━━━━━ INFORMATION SUPPLIED ━━━━━
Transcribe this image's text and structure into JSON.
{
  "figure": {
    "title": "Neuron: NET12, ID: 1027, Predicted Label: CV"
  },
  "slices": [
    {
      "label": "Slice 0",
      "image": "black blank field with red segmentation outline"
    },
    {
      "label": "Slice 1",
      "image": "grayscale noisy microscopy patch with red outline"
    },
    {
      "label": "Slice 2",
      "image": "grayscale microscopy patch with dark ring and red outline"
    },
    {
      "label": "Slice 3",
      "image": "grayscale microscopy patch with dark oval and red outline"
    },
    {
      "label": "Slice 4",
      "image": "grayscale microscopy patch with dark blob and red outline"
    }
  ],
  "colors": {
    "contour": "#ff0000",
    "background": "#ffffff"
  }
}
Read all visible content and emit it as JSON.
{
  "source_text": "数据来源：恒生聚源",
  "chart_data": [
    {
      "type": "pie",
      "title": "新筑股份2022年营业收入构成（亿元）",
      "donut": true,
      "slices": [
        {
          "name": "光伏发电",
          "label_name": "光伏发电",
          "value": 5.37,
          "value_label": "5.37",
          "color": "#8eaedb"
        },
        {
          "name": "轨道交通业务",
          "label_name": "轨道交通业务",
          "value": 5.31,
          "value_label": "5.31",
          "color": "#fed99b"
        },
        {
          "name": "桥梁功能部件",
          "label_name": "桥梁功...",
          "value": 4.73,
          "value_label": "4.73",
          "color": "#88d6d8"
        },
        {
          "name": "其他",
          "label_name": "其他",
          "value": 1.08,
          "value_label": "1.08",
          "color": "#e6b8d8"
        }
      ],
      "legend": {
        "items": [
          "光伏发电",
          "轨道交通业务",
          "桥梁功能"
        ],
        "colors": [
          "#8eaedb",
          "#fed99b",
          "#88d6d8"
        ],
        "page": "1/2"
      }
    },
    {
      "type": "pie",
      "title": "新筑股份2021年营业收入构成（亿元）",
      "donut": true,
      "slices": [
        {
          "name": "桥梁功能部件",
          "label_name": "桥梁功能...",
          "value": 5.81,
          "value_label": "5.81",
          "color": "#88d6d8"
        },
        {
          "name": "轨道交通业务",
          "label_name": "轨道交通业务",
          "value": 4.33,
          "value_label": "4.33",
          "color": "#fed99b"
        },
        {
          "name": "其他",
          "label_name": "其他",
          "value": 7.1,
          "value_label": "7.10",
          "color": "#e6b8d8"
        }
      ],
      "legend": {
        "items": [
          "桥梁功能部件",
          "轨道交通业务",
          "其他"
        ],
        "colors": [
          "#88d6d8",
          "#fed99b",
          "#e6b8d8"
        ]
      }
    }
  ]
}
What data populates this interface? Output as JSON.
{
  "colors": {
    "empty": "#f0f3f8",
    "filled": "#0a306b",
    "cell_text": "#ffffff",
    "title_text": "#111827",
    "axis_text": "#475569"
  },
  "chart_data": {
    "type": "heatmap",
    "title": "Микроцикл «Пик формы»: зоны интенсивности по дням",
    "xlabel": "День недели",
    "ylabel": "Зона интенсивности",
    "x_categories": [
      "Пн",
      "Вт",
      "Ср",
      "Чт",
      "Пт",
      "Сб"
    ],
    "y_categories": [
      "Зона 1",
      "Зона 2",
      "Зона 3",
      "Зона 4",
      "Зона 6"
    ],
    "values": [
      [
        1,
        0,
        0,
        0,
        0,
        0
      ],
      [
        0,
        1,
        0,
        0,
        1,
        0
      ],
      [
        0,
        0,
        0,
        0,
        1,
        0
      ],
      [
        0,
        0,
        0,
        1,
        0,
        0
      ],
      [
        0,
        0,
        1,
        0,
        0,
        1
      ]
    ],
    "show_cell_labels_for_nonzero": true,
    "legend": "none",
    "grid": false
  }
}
━━━━━
**TO BE DONE**. Repeat every line of the records above exactly.

**REPLY**.
Transcribe this image's text and structure into JSON.
{
  "figure": {
    "title": "Neuron: NET12, ID: 1027, Predicted Label: CV"
  },
  "slices": [
    {
      "label": "Slice 0",
      "image": "black blank field with red segmentation outline"
    },
    {
      "label": "Slice 1",
      "image": "grayscale noisy microscopy patch with red outline"
    },
    {
      "label": "Slice 2",
      "image": "grayscale microscopy patch with dark ring and red outline"
    },
    {
      "label": "Slice 3",
      "image": "grayscale microscopy patch with dark oval and red outline"
    },
    {
      "label": "Slice 4",
      "image": "grayscale microscopy patch with dark blob and red outline"
    }
  ],
  "colors": {
    "contour": "#ff0000",
    "background": "#ffffff"
  }
}
Read all visible content and emit it as JSON.
{
  "source_text": "数据来源：恒生聚源",
  "chart_data": [
    {
      "type": "pie",
      "title": "新筑股份2022年营业收入构成（亿元）",
      "donut": true,
      "slices": [
        {
          "name": "光伏发电",
          "label_name": "光伏发电",
          "value": 5.37,
          "value_label": "5.37",
          "color": "#8eaedb"
        },
        {
          "name": "轨道交通业务",
          "label_name": "轨道交通业务",
          "value": 5.31,
          "value_label": "5.31",
          "color": "#fed99b"
        },
        {
          "name": "桥梁功能部件",
          "label_name": "桥梁功...",
          "value": 4.73,
          "value_label": "4.73",
          "color": "#88d6d8"
        },
        {
          "name": "其他",
          "label_name": "其他",
          "value": 1.08,
          "value_label": "1.08",
          "color": "#e6b8d8"
        }
      ],
      "legend": {
        "items": [
          "光伏发电",
          "轨道交通业务",
          "桥梁功能"
        ],
        "colors": [
          "#8eaedb",
          "#fed99b",
          "#88d6d8"
        ],
        "page": "1/2"
      }
    },
    {
      "type": "pie",
      "title": "新筑股份2021年营业收入构成（亿元）",
      "donut": true,
      "slices": [
        {
          "name": "桥梁功能部件",
          "label_name": "桥梁功能...",
          "value": 5.81,
          "value_label": "5.81",
          "color": "#88d6d8"
        },
        {
          "name": "轨道交通业务",
          "label_name": "轨道交通业务",
          "value": 4.33,
          "value_label": "4.33",
          "color": "#fed99b"
        },
        {
          "name": "其他",
          "label_name": "其他",
          "value": 7.1,
          "value_label": "7.10",
          "color": "#e6b8d8"
        }
      ],
      "legend": {
        "items": [
          "桥梁功能部件",
          "轨道交通业务",
          "其他"
        ],
        "colors": [
          "#88d6d8",
          "#fed99b",
          "#e6b8d8"
        ]
      }
    }
  ]
}
What data populates this interface? Output as JSON.
{
  "colors": {
    "empty": "#f0f3f8",
    "filled": "#0a306b",
    "cell_text": "#ffffff",
    "title_text": "#111827",
    "axis_text": "#475569"
  },
  "chart_data": {
    "type": "heatmap",
    "title": "Микроцикл «Пик формы»: зоны интенсивности по дням",
    "xlabel": "День недели",
    "ylabel": "Зона интенсивности",
    "x_categories": [
      "Пн",
      "Вт",
      "Ср",
      "Чт",
      "Пт",
      "Сб"
    ],
    "y_categories": [
      "Зона 1",
      "Зона 2",
      "Зона 3",
      "Зона 4",
      "Зона 6"
    ],
    "values": [
      [
        1,
        0,
        0,
        0,
        0,
        0
      ],
      [
        0,
        1,
        0,
        0,
        1,
        0
      ],
      [
        0,
        0,
        0,
        0,
        1,
        0
      ],
      [
        0,
        0,
        0,
        1,
        0,
        0
      ],
      [
        0,
        0,
        1,
        0,
        0,
        1
      ]
    ],
    "show_cell_labels_for_nonzero": true,
    "legend": "none",
    "grid": false
  }
}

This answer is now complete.